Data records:

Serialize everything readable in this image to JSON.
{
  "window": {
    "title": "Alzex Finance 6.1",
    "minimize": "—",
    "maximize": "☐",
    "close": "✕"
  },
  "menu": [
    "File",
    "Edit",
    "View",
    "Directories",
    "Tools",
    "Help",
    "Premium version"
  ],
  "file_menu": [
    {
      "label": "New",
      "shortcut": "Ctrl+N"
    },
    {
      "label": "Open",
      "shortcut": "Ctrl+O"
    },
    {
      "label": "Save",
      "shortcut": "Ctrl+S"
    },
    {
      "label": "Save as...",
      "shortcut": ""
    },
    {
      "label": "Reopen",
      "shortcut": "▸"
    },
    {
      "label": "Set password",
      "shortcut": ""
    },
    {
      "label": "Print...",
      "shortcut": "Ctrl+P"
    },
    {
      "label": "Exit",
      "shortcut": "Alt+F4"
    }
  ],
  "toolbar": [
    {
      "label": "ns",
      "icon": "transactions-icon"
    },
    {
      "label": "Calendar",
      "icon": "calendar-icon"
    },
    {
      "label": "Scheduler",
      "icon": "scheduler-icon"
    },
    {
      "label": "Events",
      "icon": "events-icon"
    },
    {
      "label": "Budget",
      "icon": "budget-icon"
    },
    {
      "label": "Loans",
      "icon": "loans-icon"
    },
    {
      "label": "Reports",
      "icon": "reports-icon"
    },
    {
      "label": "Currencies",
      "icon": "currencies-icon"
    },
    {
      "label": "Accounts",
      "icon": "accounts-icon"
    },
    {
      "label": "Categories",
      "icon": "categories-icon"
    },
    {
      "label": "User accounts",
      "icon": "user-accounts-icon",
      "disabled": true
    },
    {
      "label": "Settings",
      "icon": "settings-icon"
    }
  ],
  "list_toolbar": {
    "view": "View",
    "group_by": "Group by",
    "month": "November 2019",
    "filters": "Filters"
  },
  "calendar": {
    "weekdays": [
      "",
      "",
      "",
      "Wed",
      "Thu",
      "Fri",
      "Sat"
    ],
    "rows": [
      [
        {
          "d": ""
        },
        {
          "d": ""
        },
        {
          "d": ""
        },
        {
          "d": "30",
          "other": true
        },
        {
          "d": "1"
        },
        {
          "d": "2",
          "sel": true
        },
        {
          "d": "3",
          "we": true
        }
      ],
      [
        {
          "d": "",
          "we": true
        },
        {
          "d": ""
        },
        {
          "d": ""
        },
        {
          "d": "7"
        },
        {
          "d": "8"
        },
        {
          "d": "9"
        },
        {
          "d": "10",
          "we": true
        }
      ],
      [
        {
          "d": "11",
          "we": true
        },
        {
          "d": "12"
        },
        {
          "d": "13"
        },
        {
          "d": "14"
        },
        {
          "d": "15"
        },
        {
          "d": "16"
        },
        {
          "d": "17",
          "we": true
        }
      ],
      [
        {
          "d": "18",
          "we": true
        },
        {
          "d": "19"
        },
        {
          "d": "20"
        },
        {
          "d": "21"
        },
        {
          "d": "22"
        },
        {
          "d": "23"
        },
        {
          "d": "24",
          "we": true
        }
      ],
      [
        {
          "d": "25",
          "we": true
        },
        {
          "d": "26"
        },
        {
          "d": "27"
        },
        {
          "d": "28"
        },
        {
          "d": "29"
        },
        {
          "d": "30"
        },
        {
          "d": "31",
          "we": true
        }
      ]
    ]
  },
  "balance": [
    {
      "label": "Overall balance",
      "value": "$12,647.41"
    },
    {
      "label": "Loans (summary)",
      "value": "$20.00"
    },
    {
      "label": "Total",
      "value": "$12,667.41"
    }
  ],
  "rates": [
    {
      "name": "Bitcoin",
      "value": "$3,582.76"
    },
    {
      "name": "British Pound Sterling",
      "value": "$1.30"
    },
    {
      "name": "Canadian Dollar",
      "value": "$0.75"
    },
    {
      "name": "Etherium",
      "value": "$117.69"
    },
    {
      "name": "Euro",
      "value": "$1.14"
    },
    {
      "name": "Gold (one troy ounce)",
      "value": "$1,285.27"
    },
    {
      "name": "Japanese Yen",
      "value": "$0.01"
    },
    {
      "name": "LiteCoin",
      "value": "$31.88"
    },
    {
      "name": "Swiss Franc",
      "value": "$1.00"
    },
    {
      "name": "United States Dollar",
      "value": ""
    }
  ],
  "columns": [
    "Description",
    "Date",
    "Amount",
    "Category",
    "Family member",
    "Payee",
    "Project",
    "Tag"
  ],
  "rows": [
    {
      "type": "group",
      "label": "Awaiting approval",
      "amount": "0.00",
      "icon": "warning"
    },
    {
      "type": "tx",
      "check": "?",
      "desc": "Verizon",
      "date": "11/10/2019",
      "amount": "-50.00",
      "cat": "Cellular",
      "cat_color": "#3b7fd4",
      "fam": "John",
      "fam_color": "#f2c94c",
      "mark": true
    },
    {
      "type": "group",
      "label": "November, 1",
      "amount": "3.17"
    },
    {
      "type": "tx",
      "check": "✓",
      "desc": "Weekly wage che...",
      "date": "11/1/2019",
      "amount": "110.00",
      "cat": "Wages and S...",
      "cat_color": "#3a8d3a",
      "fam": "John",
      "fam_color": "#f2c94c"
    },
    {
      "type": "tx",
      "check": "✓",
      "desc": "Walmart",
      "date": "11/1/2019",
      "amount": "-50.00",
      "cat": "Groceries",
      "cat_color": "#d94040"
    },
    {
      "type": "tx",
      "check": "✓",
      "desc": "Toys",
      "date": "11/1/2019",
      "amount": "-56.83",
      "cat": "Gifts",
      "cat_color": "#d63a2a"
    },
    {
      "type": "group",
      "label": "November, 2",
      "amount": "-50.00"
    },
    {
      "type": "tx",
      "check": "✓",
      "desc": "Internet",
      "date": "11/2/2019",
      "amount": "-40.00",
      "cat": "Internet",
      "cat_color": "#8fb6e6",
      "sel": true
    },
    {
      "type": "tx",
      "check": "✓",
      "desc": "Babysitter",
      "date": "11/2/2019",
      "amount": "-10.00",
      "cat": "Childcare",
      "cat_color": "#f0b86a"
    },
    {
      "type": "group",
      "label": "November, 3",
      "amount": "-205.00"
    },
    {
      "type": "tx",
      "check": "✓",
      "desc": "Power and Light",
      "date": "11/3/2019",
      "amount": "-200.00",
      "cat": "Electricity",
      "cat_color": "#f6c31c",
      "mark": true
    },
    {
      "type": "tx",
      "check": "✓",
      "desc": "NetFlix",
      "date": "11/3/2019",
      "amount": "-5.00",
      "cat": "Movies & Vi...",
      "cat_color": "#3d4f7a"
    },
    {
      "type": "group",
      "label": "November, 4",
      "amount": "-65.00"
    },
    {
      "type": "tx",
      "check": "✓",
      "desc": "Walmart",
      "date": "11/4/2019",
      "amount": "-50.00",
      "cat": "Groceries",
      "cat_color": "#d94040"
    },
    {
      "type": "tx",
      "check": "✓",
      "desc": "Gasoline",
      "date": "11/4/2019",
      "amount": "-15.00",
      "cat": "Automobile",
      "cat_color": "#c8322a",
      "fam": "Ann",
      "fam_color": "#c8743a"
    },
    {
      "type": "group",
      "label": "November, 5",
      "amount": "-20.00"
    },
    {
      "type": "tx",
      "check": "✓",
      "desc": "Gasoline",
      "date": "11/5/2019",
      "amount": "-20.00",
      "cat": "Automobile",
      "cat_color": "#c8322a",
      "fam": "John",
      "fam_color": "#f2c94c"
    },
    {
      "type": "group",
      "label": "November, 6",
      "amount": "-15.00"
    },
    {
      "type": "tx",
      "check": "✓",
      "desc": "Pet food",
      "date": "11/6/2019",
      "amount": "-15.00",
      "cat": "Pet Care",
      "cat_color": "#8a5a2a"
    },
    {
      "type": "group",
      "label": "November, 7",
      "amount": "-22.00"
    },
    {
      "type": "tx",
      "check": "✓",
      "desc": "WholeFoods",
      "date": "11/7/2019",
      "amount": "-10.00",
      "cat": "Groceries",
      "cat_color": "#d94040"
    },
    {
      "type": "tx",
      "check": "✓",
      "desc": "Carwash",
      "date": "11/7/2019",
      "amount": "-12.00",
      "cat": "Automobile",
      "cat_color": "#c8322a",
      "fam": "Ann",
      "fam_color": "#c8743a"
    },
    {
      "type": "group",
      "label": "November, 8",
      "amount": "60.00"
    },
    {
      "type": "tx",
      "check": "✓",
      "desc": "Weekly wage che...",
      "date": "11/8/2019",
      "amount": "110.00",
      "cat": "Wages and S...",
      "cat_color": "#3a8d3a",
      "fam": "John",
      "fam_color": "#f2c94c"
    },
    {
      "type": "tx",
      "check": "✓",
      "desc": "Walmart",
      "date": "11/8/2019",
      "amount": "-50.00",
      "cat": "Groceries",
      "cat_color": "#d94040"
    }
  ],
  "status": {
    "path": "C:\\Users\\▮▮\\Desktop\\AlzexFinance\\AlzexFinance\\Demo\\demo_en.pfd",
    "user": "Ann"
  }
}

• **PROBLEM TO SOLVE**:
Go through the records and gather the lines that hold "shortcut".

• **ANSWER TO THE PROBLEM**:
      "shortcut": "Ctrl+N"
      "shortcut": "Ctrl+O"
      "shortcut": "Ctrl+S"
      "shortcut": ""
      "shortcut": "▸"
      "shortcut": ""
      "shortcut": "Ctrl+P"
      "shortcut": "Alt+F4"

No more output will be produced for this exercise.